§ **TASK GOAL**
Each entry must appear again exactly as it does in the source.

Stored data entries:

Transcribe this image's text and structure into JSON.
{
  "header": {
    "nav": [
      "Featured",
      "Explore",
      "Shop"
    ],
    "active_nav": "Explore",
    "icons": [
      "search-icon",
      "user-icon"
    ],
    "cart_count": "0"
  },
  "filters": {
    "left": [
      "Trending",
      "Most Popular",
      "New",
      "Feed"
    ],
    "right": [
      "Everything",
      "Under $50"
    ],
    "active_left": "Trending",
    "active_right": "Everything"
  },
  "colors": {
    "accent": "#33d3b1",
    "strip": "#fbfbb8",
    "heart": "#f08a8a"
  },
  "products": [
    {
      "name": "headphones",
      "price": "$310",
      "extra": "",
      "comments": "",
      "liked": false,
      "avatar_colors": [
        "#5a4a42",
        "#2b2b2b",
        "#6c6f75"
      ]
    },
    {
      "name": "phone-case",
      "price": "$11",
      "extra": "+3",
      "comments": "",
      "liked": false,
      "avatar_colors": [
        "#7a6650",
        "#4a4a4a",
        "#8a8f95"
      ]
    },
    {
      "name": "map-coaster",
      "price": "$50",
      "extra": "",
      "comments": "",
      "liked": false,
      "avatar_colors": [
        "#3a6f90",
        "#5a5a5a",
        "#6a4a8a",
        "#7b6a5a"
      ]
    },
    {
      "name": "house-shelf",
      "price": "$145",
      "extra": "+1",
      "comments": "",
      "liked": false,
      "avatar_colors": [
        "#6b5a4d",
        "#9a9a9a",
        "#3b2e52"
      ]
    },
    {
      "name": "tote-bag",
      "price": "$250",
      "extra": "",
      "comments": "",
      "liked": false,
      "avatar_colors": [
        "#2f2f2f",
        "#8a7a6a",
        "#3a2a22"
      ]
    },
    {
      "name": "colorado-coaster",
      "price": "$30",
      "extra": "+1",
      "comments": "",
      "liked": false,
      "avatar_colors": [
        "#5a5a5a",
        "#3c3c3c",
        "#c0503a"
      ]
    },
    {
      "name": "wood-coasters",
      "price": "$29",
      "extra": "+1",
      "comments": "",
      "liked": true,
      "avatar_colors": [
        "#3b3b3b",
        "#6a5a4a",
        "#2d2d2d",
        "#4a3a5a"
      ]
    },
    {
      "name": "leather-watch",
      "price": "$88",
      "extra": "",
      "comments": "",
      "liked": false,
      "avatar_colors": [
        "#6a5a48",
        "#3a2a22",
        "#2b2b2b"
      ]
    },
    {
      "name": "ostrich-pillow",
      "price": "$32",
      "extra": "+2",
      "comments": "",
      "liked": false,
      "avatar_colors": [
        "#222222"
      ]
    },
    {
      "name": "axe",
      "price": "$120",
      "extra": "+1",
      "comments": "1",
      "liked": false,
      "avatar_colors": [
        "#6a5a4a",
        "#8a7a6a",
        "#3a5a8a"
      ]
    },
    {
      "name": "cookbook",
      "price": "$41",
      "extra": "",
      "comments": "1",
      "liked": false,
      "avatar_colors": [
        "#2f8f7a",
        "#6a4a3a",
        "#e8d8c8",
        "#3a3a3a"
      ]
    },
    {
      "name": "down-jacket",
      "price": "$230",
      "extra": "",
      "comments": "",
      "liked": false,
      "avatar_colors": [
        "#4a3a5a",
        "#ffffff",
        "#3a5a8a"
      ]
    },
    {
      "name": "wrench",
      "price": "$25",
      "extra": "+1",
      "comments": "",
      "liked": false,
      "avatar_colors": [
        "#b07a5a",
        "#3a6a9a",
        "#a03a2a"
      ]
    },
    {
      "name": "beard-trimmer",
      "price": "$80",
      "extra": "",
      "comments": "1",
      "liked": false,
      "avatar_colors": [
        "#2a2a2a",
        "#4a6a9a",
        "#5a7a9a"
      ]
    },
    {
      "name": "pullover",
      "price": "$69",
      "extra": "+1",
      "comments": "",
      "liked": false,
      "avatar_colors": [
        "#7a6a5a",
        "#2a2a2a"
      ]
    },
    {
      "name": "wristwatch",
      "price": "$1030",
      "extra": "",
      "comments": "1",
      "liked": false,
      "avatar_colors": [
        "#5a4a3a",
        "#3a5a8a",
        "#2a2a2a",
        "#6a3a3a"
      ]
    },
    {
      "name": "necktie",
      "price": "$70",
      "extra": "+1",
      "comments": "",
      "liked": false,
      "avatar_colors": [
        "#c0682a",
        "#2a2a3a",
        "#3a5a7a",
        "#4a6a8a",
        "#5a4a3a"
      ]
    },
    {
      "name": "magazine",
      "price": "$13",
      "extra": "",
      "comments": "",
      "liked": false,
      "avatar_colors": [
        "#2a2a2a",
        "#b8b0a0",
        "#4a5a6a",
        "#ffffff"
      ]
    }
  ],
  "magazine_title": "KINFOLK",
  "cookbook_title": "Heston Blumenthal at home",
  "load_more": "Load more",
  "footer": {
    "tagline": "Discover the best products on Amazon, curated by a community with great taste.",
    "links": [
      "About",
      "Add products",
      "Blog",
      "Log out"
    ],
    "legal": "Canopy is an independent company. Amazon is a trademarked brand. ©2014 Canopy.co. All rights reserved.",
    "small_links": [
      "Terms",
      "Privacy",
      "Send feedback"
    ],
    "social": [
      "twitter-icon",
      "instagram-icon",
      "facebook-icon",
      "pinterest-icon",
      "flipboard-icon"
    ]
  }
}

§ **CORRECT RESULT**
Transcribe this image's text and structure into JSON.
{
  "header": {
    "nav": [
      "Featured",
      "Explore",
      "Shop"
    ],
    "active_nav": "Explore",
    "icons": [
      "search-icon",
      "user-icon"
    ],
    "cart_count": "0"
  },
  "filters": {
    "left": [
      "Trending",
      "Most Popular",
      "New",
      "Feed"
    ],
    "right": [
      "Everything",
      "Under $50"
    ],
    "active_left": "Trending",
    "active_right": "Everything"
  },
  "colors": {
    "accent": "#33d3b1",
    "strip": "#fbfbb8",
    "heart": "#f08a8a"
  },
  "products": [
    {
      "name": "headphones",
      "price": "$310",
      "extra": "",
      "comments": "",
      "liked": false,
      "avatar_colors": [
        "#5a4a42",
        "#2b2b2b",
        "#6c6f75"
      ]
    },
    {
      "name": "phone-case",
      "price": "$11",
      "extra": "+3",
      "comments": "",
      "liked": false,
      "avatar_colors": [
        "#7a6650",
        "#4a4a4a",
        "#8a8f95"
      ]
    },
    {
      "name": "map-coaster",
      "price": "$50",
      "extra": "",
      "comments": "",
      "liked": false,
      "avatar_colors": [
        "#3a6f90",
        "#5a5a5a",
        "#6a4a8a",
        "#7b6a5a"
      ]
    },
    {
      "name": "house-shelf",
      "price": "$145",
      "extra": "+1",
      "comments": "",
      "liked": false,
      "avatar_colors": [
        "#6b5a4d",
        "#9a9a9a",
        "#3b2e52"
      ]
    },
    {
      "name": "tote-bag",
      "price": "$250",
      "extra": "",
      "comments": "",
      "liked": false,
      "avatar_colors": [
        "#2f2f2f",
        "#8a7a6a",
        "#3a2a22"
      ]
    },
    {
      "name": "colorado-coaster",
      "price": "$30",
      "extra": "+1",
      "comments": "",
      "liked": false,
      "avatar_colors": [
        "#5a5a5a",
        "#3c3c3c",
        "#c0503a"
      ]
    },
    {
      "name": "wood-coasters",
      "price": "$29",
      "extra": "+1",
      "comments": "",
      "liked": true,
      "avatar_colors": [
        "#3b3b3b",
        "#6a5a4a",
        "#2d2d2d",
        "#4a3a5a"
      ]
    },
    {
      "name": "leather-watch",
      "price": "$88",
      "extra": "",
      "comments": "",
      "liked": false,
      "avatar_colors": [
        "#6a5a48",
        "#3a2a22",
        "#2b2b2b"
      ]
    },
    {
      "name": "ostrich-pillow",
      "price": "$32",
      "extra": "+2",
      "comments": "",
      "liked": false,
      "avatar_colors": [
        "#222222"
      ]
    },
    {
      "name": "axe",
      "price": "$120",
      "extra": "+1",
      "comments": "1",
      "liked": false,
      "avatar_colors": [
        "#6a5a4a",
        "#8a7a6a",
        "#3a5a8a"
      ]
    },
    {
      "name": "cookbook",
      "price": "$41",
      "extra": "",
      "comments": "1",
      "liked": false,
      "avatar_colors": [
        "#2f8f7a",
        "#6a4a3a",
        "#e8d8c8",
        "#3a3a3a"
      ]
    },
    {
      "name": "down-jacket",
      "price": "$230",
      "extra": "",
      "comments": "",
      "liked": false,
      "avatar_colors": [
        "#4a3a5a",
        "#ffffff",
        "#3a5a8a"
      ]
    },
    {
      "name": "wrench",
      "price": "$25",
      "extra": "+1",
      "comments": "",
      "liked": false,
      "avatar_colors": [
        "#b07a5a",
        "#3a6a9a",
        "#a03a2a"
      ]
    },
    {
      "name": "beard-trimmer",
      "price": "$80",
      "extra": "",
      "comments": "1",
      "liked": false,
      "avatar_colors": [
        "#2a2a2a",
        "#4a6a9a",
        "#5a7a9a"
      ]
    },
    {
      "name": "pullover",
      "price": "$69",
      "extra": "+1",
      "comments": "",
      "liked": false,
      "avatar_colors": [
        "#7a6a5a",
        "#2a2a2a"
      ]
    },
    {
      "name": "wristwatch",
      "price": "$1030",
      "extra": "",
      "comments": "1",
      "liked": false,
      "avatar_colors": [
        "#5a4a3a",
        "#3a5a8a",
        "#2a2a2a",
        "#6a3a3a"
      ]
    },
    {
      "name": "necktie",
      "price": "$70",
      "extra": "+1",
      "comments": "",
      "liked": false,
      "avatar_colors": [
        "#c0682a",
        "#2a2a3a",
        "#3a5a7a",
        "#4a6a8a",
        "#5a4a3a"
      ]
    },
    {
      "name": "magazine",
      "price": "$13",
      "extra": "",
      "comments": "",
      "liked": false,
      "avatar_colors": [
        "#2a2a2a",
        "#b8b0a0",
        "#4a5a6a",
        "#ffffff"
      ]
    }
  ],
  "magazine_title": "KINFOLK",
  "cookbook_title": "Heston Blumenthal at home",
  "load_more": "Load more",
  "footer": {
    "tagline": "Discover the best products on Amazon, curated by a community with great taste.",
    "links": [
      "About",
      "Add products",
      "Blog",
      "Log out"
    ],
    "legal": "Canopy is an independent company. Amazon is a trademarked brand. ©2014 Canopy.co. All rights reserved.",
    "small_links": [
      "Terms",
      "Privacy",
      "Send feedback"
    ],
    "social": [
      "twitter-icon",
      "instagram-icon",
      "facebook-icon",
      "pinterest-icon",
      "flipboard-icon"
    ]
  }
}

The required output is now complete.